Send back the records in full, character for character.
● ● ● ● ● ● ●
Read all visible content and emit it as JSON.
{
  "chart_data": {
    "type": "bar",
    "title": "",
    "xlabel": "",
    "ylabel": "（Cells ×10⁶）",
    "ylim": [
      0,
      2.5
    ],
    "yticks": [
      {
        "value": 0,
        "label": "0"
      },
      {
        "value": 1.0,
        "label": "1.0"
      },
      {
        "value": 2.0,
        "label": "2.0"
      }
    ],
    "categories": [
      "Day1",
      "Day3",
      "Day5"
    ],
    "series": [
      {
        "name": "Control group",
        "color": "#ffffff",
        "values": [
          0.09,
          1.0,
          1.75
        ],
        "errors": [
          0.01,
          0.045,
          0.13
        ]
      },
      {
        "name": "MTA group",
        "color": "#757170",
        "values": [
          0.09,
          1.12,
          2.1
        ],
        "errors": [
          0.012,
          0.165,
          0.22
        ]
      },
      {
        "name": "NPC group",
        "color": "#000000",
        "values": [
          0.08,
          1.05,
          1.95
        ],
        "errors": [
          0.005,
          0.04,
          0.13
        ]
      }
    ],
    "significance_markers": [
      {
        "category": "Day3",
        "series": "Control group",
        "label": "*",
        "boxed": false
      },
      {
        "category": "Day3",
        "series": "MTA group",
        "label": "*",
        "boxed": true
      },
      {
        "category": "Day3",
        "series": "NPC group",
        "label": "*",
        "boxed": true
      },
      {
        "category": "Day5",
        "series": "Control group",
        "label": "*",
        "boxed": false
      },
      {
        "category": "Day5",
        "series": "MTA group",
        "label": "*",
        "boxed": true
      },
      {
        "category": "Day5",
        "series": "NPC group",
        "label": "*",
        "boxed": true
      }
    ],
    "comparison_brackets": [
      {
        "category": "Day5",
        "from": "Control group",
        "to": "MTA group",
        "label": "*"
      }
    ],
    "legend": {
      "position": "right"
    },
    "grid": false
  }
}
● ● ● ● ● ● ●
Output:
Read all visible content and emit it as JSON.
{
  "chart_data": {
    "type": "bar",
    "title": "",
    "xlabel": "",
    "ylabel": "（Cells ×10⁶）",
    "ylim": [
      0,
      2.5
    ],
    "yticks": [
      {
        "value": 0,
        "label": "0"
      },
      {
        "value": 1.0,
        "label": "1.0"
      },
      {
        "value": 2.0,
        "label": "2.0"
      }
    ],
    "categories": [
      "Day1",
      "Day3",
      "Day5"
    ],
    "series": [
      {
        "name": "Control group",
        "color": "#ffffff",
        "values": [
          0.09,
          1.0,
          1.75
        ],
        "errors": [
          0.01,
          0.045,
          0.13
        ]
      },
      {
        "name": "MTA group",
        "color": "#757170",
        "values": [
          0.09,
          1.12,
          2.1
        ],
        "errors": [
          0.012,
          0.165,
          0.22
        ]
      },
      {
        "name": "NPC group",
        "color": "#000000",
        "values": [
          0.08,
          1.05,
          1.95
        ],
        "errors": [
          0.005,
          0.04,
          0.13
        ]
      }
    ],
    "significance_markers": [
      {
        "category": "Day3",
        "series": "Control group",
        "label": "*",
        "boxed": false
      },
      {
        "category": "Day3",
        "series": "MTA group",
        "label": "*",
        "boxed": true
      },
      {
        "category": "Day3",
        "series": "NPC group",
        "label": "*",
        "boxed": true
      },
      {
        "category": "Day5",
        "series": "Control group",
        "label": "*",
        "boxed": false
      },
      {
        "category": "Day5",
        "series": "MTA group",
        "label": "*",
        "boxed": true
      },
      {
        "category": "Day5",
        "series": "NPC group",
        "label": "*",
        "boxed": true
      }
    ],
    "comparison_brackets": [
      {
        "category": "Day5",
        "from": "Control group",
        "to": "MTA group",
        "label": "*"
      }
    ],
    "legend": {
      "position": "right"
    },
    "grid": false
  }
}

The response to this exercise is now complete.